Exercise requirements: Return each entry exactly, omitting nothing.

****************

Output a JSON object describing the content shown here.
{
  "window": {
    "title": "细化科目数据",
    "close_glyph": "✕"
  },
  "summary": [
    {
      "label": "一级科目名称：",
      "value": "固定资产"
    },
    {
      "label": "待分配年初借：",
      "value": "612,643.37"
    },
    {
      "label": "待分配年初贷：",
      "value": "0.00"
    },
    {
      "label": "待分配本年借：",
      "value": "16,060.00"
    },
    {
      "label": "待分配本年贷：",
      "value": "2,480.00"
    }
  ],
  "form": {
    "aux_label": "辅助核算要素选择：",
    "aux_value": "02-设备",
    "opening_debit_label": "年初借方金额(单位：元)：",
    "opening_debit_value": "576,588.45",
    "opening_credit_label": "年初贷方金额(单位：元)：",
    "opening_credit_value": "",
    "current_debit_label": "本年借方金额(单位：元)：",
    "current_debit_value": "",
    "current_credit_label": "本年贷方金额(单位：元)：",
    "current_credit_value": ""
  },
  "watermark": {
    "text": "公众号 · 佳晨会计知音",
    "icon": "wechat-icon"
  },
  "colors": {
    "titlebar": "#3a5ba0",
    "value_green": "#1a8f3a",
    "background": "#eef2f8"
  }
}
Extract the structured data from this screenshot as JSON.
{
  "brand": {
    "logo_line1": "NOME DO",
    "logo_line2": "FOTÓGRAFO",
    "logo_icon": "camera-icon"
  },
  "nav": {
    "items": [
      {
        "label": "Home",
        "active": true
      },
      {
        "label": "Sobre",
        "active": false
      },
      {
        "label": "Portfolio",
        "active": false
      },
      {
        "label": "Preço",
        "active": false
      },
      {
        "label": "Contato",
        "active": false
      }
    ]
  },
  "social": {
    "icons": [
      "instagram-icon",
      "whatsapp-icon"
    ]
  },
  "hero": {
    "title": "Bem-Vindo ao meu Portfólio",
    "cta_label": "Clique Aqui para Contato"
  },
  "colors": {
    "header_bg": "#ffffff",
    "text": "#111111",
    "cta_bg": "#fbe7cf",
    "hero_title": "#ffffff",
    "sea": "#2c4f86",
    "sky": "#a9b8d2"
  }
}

****************

Response to this task:
Output a JSON object describing the content shown here.
{
  "window": {
    "title": "细化科目数据",
    "close_glyph": "✕"
  },
  "summary": [
    {
      "label": "一级科目名称：",
      "value": "固定资产"
    },
    {
      "label": "待分配年初借：",
      "value": "612,643.37"
    },
    {
      "label": "待分配年初贷：",
      "value": "0.00"
    },
    {
      "label": "待分配本年借：",
      "value": "16,060.00"
    },
    {
      "label": "待分配本年贷：",
      "value": "2,480.00"
    }
  ],
  "form": {
    "aux_label": "辅助核算要素选择：",
    "aux_value": "02-设备",
    "opening_debit_label": "年初借方金额(单位：元)：",
    "opening_debit_value": "576,588.45",
    "opening_credit_label": "年初贷方金额(单位：元)：",
    "opening_credit_value": "",
    "current_debit_label": "本年借方金额(单位：元)：",
    "current_debit_value": "",
    "current_credit_label": "本年贷方金额(单位：元)：",
    "current_credit_value": ""
  },
  "watermark": {
    "text": "公众号 · 佳晨会计知音",
    "icon": "wechat-icon"
  },
  "colors": {
    "titlebar": "#3a5ba0",
    "value_green": "#1a8f3a",
    "background": "#eef2f8"
  }
}
Extract the structured data from this screenshot as JSON.
{
  "brand": {
    "logo_line1": "NOME DO",
    "logo_line2": "FOTÓGRAFO",
    "logo_icon": "camera-icon"
  },
  "nav": {
    "items": [
      {
        "label": "Home",
        "active": true
      },
      {
        "label": "Sobre",
        "active": false
      },
      {
        "label": "Portfolio",
        "active": false
      },
      {
        "label": "Preço",
        "active": false
      },
      {
        "label": "Contato",
        "active": false
      }
    ]
  },
  "social": {
    "icons": [
      "instagram-icon",
      "whatsapp-icon"
    ]
  },
  "hero": {
    "title": "Bem-Vindo ao meu Portfólio",
    "cta_label": "Clique Aqui para Contato"
  },
  "colors": {
    "header_bg": "#ffffff",
    "text": "#111111",
    "cta_bg": "#fbe7cf",
    "hero_title": "#ffffff",
    "sea": "#2c4f86",
    "sky": "#a9b8d2"
  }
}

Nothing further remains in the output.